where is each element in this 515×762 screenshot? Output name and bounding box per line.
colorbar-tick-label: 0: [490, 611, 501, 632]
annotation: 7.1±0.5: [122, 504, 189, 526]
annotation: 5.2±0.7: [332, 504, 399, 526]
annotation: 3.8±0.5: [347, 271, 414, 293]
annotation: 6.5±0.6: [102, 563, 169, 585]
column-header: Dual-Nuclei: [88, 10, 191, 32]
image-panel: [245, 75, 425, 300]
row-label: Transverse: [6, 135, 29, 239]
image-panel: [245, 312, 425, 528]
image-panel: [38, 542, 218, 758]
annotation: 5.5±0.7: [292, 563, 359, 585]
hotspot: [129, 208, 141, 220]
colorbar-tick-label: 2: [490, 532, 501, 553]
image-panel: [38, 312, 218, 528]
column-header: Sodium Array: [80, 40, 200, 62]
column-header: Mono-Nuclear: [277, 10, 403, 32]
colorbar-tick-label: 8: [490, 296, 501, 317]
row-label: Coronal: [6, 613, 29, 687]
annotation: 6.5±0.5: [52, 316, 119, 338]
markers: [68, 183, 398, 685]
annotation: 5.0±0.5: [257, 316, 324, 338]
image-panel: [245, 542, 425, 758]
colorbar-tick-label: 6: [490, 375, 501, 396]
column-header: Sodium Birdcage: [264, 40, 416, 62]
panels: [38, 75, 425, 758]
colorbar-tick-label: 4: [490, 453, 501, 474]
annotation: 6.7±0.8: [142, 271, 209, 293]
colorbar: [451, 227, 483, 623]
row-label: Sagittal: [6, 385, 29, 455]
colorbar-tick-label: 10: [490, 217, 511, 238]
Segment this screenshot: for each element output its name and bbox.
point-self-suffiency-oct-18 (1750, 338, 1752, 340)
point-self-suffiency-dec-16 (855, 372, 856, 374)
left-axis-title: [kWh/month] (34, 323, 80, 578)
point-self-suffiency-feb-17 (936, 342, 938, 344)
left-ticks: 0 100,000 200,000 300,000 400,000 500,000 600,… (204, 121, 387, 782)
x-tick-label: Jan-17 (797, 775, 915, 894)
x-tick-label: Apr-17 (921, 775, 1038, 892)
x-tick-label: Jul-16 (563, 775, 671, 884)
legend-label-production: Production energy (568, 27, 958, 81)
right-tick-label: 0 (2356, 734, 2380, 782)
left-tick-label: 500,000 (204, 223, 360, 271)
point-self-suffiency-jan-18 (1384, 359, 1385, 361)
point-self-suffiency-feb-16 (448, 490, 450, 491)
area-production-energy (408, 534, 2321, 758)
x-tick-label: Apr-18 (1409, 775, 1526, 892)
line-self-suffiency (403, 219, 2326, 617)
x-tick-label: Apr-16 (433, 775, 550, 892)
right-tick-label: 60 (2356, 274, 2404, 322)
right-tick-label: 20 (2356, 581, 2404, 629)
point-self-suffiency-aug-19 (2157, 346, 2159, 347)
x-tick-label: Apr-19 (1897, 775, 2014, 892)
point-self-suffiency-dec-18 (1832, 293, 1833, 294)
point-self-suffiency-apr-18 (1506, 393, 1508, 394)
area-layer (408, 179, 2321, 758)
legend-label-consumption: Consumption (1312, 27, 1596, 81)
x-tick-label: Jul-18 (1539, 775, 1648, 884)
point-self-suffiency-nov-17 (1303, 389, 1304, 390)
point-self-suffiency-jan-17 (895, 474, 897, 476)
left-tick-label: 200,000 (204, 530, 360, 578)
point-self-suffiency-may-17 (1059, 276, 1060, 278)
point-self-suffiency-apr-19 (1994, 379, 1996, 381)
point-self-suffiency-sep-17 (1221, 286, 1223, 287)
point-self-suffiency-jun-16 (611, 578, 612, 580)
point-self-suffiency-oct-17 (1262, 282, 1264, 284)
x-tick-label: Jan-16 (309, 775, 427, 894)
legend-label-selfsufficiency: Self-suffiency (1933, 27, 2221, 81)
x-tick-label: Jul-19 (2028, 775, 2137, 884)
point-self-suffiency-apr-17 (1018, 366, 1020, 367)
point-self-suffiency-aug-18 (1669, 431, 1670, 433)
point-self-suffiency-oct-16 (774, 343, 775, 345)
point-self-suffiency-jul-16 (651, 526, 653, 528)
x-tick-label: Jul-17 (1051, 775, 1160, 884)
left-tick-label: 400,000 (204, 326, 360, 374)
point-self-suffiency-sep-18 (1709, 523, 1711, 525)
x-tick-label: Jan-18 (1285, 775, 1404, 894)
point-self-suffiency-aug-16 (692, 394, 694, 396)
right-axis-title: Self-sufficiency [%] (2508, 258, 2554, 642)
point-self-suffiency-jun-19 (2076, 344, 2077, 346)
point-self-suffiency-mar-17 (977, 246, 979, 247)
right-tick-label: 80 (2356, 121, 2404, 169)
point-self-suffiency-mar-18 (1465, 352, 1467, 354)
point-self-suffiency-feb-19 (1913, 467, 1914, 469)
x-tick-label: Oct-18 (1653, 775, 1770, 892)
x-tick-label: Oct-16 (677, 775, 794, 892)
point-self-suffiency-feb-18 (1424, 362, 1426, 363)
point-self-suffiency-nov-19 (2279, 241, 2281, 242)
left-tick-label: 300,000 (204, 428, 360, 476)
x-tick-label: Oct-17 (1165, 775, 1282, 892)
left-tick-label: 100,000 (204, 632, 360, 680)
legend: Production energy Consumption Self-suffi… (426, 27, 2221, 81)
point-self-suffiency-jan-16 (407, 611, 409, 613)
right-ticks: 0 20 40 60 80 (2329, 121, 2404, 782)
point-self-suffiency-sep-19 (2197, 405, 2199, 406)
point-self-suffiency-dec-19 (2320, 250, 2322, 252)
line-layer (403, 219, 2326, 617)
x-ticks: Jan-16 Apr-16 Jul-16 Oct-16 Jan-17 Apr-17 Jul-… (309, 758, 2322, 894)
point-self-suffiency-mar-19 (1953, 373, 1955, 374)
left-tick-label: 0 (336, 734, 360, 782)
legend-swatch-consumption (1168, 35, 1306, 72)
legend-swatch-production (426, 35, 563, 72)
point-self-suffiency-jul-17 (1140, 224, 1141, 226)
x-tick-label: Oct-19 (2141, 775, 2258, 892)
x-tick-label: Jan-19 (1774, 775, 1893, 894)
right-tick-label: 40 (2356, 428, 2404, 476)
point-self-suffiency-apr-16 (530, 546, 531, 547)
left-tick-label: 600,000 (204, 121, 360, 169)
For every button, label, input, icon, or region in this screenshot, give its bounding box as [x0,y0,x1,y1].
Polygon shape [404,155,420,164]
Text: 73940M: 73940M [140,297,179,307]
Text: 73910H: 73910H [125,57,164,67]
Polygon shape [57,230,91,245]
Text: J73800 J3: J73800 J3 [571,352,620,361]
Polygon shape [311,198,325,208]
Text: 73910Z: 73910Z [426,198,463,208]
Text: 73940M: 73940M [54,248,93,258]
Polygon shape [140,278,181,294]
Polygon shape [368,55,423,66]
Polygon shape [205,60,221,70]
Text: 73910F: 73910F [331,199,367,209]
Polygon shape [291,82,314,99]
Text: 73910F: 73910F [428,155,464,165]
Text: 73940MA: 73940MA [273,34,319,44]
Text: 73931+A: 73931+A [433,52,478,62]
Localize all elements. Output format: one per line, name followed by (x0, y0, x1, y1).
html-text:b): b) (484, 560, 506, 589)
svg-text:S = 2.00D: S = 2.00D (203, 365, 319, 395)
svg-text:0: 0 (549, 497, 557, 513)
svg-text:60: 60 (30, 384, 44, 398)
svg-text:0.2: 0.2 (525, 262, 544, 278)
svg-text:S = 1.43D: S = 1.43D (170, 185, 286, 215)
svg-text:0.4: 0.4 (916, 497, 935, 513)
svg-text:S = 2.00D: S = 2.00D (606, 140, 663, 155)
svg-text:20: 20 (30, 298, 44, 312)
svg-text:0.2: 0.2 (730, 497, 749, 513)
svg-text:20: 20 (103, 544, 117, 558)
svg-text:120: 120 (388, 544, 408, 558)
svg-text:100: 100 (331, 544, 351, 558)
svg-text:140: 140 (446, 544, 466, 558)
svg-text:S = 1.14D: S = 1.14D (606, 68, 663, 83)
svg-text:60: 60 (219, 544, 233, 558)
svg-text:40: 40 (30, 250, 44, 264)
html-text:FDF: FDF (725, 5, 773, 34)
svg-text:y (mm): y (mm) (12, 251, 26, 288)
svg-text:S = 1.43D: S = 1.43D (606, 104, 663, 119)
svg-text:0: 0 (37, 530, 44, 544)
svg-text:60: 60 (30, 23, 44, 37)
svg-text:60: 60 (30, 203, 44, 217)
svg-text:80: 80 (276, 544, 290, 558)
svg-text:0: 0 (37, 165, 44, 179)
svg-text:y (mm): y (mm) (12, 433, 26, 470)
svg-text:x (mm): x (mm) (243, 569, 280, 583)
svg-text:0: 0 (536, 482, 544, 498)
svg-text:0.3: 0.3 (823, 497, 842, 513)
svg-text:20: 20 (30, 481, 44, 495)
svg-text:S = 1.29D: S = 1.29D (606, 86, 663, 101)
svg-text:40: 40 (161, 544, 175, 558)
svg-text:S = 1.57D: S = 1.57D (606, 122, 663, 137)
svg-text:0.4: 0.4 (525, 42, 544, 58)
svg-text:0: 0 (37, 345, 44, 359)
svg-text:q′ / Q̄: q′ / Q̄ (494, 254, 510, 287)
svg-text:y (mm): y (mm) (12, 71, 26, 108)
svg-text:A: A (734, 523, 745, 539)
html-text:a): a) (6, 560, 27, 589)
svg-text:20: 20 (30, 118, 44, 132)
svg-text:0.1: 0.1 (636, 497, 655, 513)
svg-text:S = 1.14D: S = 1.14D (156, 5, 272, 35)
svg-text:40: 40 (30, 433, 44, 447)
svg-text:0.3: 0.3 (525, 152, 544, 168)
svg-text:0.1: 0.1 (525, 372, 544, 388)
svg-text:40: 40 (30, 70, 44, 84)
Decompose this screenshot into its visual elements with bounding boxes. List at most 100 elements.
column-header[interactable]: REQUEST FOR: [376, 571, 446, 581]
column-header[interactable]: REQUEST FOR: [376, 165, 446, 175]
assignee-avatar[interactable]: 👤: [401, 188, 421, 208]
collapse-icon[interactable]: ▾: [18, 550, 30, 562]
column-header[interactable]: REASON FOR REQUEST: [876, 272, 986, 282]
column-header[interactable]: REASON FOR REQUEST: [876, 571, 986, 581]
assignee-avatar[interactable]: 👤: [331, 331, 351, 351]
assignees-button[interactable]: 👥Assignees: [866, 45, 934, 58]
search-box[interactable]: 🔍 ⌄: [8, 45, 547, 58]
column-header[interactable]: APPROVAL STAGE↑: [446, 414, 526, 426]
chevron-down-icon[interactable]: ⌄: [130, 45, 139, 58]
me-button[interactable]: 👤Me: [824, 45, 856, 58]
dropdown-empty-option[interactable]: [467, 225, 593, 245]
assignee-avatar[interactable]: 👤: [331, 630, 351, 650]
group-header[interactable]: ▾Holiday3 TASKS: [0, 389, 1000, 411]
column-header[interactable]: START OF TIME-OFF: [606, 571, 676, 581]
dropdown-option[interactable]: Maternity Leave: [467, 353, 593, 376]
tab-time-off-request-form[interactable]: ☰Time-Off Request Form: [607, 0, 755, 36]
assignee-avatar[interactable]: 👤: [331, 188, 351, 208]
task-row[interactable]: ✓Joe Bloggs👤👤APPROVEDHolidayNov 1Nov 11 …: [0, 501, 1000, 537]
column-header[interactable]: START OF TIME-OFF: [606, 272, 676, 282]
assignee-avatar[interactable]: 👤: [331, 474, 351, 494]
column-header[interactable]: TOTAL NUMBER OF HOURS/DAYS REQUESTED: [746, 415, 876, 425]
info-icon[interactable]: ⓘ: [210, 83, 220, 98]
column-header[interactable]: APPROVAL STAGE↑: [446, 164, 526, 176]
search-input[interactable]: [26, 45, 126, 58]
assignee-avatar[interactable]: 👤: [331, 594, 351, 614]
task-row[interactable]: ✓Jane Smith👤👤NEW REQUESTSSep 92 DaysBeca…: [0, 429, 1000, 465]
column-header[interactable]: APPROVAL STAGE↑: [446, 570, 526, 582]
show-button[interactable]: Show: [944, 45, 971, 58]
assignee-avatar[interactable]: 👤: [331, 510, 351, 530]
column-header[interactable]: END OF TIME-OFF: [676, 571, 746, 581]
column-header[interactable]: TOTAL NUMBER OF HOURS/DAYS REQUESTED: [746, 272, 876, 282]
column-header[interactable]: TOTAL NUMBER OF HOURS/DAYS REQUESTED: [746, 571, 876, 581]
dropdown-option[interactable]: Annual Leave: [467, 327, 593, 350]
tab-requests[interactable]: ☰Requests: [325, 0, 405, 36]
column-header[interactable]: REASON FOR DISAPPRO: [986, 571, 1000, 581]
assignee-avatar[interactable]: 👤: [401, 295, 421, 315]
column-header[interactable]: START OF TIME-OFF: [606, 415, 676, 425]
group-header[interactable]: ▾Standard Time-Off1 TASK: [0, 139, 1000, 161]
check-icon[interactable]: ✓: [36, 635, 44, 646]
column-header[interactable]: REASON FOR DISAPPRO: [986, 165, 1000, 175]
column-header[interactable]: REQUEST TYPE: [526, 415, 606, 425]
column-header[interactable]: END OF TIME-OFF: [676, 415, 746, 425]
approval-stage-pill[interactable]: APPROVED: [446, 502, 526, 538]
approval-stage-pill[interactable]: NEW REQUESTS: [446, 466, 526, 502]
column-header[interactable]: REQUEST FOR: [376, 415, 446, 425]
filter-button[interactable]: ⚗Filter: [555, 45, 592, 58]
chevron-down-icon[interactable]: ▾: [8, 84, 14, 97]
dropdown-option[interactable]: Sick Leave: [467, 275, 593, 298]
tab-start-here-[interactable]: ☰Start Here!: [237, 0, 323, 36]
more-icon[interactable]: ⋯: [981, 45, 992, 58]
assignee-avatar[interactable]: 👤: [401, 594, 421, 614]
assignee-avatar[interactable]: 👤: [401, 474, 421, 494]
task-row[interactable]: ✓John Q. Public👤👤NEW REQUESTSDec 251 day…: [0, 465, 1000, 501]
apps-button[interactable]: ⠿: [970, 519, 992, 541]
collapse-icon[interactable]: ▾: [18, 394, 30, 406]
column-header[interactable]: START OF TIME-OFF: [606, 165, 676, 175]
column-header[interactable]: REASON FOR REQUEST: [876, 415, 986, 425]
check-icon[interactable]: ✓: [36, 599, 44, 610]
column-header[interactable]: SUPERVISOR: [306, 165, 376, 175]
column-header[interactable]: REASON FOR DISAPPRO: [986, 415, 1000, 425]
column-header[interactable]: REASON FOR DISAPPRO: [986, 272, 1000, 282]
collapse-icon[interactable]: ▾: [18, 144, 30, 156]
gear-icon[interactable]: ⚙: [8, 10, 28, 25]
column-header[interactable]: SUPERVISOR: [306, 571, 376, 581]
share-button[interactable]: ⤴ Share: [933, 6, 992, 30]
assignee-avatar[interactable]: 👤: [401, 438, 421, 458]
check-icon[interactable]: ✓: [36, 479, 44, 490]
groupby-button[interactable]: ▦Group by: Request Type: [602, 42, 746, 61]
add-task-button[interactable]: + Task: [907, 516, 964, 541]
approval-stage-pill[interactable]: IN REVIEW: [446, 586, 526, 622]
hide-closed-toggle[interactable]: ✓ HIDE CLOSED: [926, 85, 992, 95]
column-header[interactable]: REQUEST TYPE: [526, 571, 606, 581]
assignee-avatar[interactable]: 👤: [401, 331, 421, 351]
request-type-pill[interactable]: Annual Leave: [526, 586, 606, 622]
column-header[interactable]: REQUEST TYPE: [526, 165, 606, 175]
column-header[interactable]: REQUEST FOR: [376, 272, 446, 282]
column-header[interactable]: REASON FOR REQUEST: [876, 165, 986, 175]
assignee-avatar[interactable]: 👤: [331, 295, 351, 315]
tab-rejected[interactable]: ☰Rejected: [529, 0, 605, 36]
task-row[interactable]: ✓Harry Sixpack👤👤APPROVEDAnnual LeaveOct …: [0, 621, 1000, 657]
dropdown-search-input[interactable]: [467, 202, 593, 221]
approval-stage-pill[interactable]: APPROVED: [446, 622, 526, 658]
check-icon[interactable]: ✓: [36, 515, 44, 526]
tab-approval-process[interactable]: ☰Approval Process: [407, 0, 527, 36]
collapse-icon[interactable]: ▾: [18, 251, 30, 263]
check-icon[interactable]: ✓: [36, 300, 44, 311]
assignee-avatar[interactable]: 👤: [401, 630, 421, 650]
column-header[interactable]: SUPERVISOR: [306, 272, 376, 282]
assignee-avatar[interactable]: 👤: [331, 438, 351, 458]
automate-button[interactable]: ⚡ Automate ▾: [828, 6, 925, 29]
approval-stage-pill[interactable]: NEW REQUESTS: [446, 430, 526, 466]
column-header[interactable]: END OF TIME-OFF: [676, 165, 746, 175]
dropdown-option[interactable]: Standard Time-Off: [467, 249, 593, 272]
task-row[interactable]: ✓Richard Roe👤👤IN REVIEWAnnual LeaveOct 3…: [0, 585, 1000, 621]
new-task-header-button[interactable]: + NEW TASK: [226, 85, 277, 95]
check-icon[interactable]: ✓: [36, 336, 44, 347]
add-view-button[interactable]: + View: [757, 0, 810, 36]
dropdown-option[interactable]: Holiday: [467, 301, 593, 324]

——————————

What is needed:
Reproduce the listing verbatim from its first line through the line containing "row-label: Coronal: [6, 613, 29, 687]", including both of those lines.

The answer:
where is each element in this 515×762 screenshot? Output name and bounding box per line.
colorbar-tick-label: 0: [490, 611, 501, 632]
annotation: 7.1±0.5: [122, 504, 189, 526]
annotation: 5.2±0.7: [332, 504, 399, 526]
annotation: 3.8±0.5: [347, 271, 414, 293]
annotation: 6.5±0.6: [102, 563, 169, 585]
column-header: Dual-Nuclei: [88, 10, 191, 32]
image-panel: [245, 75, 425, 300]
row-label: Transverse: [6, 135, 29, 239]
image-panel: [245, 312, 425, 528]
image-panel: [38, 542, 218, 758]
annotation: 5.5±0.7: [292, 563, 359, 585]
hotspot: [129, 208, 141, 220]
colorbar-tick-label: 2: [490, 532, 501, 553]
image-panel: [38, 312, 218, 528]
column-header: Sodium Array: [80, 40, 200, 62]
column-header: Mono-Nuclear: [277, 10, 403, 32]
colorbar-tick-label: 8: [490, 296, 501, 317]
row-label: Coronal: [6, 613, 29, 687]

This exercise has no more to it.